- [SHORT EXERCISE]: Gather every line that includes the word "this", please.

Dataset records

** BEGIN **

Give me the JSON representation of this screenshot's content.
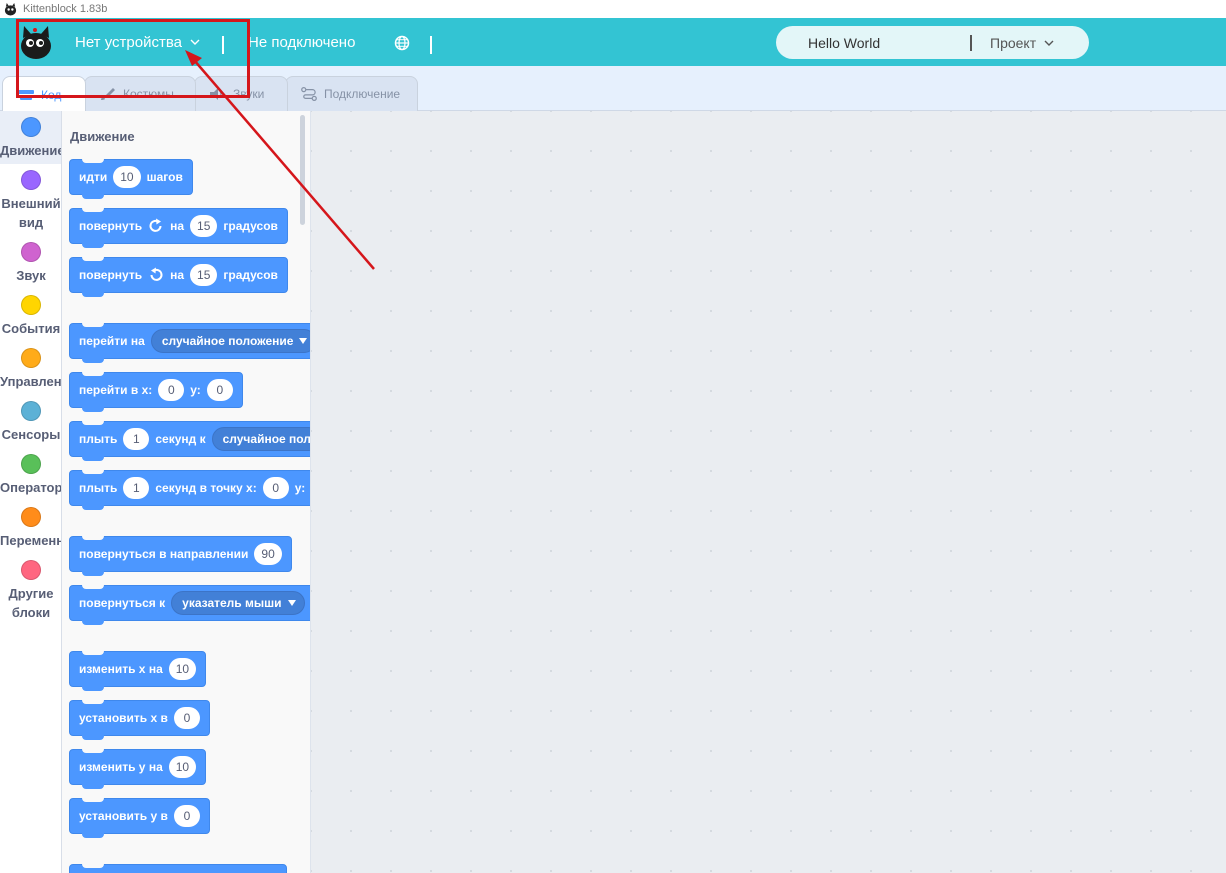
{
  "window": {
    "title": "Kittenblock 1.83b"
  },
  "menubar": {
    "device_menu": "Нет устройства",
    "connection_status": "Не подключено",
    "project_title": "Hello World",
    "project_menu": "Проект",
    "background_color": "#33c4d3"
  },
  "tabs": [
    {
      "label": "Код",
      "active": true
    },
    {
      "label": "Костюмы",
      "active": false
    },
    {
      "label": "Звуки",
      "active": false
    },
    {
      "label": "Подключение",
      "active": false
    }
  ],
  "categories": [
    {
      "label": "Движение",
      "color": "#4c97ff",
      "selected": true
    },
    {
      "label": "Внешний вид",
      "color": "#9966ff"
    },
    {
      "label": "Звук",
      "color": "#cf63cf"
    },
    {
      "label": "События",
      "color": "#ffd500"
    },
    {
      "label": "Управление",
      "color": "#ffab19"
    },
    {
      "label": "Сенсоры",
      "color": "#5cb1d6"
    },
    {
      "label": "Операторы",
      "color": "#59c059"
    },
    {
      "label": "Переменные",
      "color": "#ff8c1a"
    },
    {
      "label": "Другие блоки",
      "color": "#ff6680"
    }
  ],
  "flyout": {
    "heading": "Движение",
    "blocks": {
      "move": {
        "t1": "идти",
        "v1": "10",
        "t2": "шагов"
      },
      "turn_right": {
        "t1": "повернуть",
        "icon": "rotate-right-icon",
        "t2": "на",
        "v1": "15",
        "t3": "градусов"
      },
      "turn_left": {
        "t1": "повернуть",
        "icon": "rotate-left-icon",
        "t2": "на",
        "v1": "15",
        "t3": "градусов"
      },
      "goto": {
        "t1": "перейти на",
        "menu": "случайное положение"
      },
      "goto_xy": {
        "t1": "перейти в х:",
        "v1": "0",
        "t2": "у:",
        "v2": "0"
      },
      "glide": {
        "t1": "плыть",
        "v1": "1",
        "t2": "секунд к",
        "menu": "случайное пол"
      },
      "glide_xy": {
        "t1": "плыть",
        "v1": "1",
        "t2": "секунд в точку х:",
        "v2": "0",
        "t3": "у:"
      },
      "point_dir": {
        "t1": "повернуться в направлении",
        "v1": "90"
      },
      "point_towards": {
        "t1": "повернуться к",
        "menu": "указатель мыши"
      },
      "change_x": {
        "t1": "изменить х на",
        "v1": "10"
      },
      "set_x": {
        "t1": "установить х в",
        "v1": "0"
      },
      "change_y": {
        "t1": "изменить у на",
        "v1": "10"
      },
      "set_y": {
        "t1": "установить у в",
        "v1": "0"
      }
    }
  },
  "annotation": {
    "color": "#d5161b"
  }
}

** END **
** BEGIN **

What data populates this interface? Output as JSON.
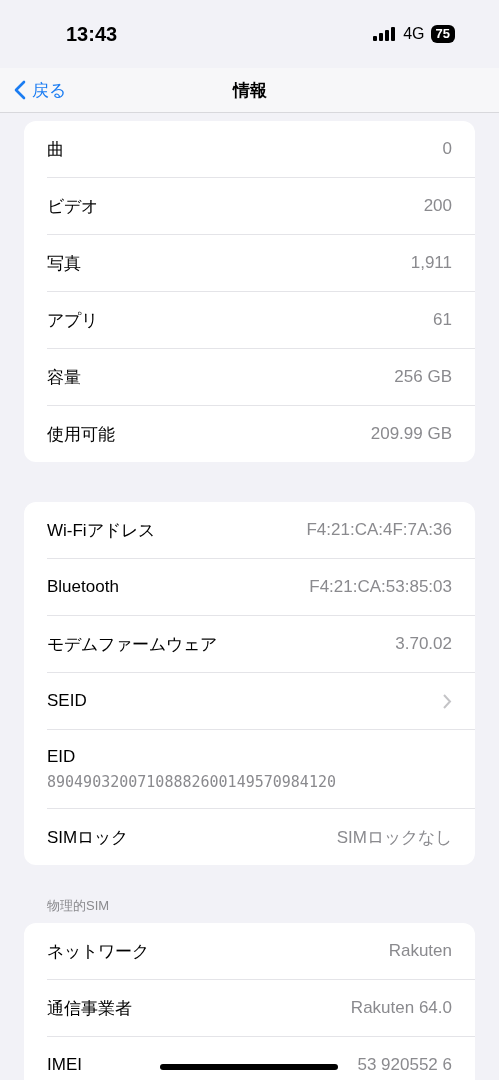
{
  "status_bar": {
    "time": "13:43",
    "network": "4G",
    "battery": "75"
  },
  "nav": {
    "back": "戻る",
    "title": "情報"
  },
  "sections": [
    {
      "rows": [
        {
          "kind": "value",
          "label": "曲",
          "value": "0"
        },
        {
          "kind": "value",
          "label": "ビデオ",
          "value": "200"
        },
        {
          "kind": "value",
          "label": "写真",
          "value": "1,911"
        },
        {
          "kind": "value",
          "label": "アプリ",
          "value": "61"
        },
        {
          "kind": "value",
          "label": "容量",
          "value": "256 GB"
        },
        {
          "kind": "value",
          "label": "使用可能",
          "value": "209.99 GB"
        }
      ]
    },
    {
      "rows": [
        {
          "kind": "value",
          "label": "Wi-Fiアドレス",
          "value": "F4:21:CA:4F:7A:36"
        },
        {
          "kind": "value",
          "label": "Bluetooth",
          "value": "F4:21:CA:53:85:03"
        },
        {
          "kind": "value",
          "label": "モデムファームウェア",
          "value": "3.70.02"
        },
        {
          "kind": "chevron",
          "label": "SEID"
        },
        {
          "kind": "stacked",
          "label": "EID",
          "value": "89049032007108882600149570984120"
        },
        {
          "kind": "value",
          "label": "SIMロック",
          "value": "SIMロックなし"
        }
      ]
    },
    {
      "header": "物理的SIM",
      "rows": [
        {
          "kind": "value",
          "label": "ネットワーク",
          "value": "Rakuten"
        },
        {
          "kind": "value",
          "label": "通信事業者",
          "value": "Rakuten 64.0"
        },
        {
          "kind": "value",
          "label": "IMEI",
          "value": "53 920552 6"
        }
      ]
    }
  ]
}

** END **
** BEGIN **

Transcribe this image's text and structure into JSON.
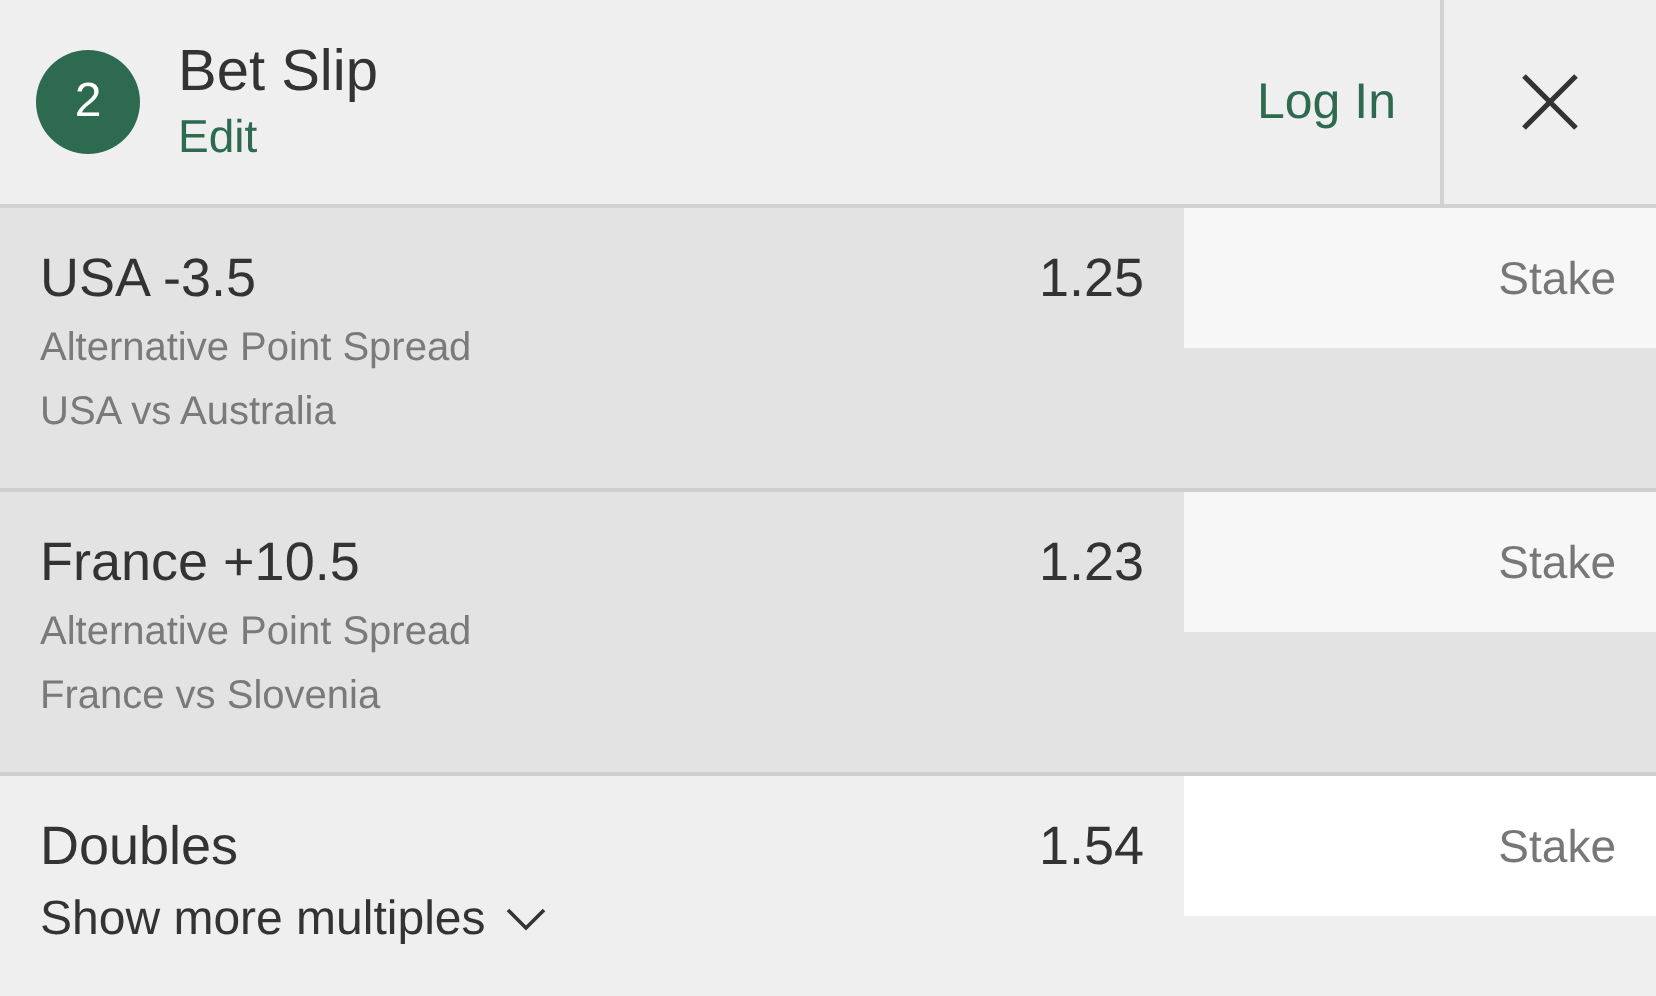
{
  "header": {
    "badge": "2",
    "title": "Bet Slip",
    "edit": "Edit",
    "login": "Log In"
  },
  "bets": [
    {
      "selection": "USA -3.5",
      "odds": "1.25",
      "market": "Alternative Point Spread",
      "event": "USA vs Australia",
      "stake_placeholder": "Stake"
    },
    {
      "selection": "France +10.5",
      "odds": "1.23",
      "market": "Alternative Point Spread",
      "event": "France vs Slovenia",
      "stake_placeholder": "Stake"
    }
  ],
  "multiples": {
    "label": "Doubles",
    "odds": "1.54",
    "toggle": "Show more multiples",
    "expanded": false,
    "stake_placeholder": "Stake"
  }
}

** END **

- [COMPLETED EXERCISE]:
Give me the JSON representation of this screenshot's content.
What data populates this interface? Output as JSON.
Transcribe this image's text and structure into JSON.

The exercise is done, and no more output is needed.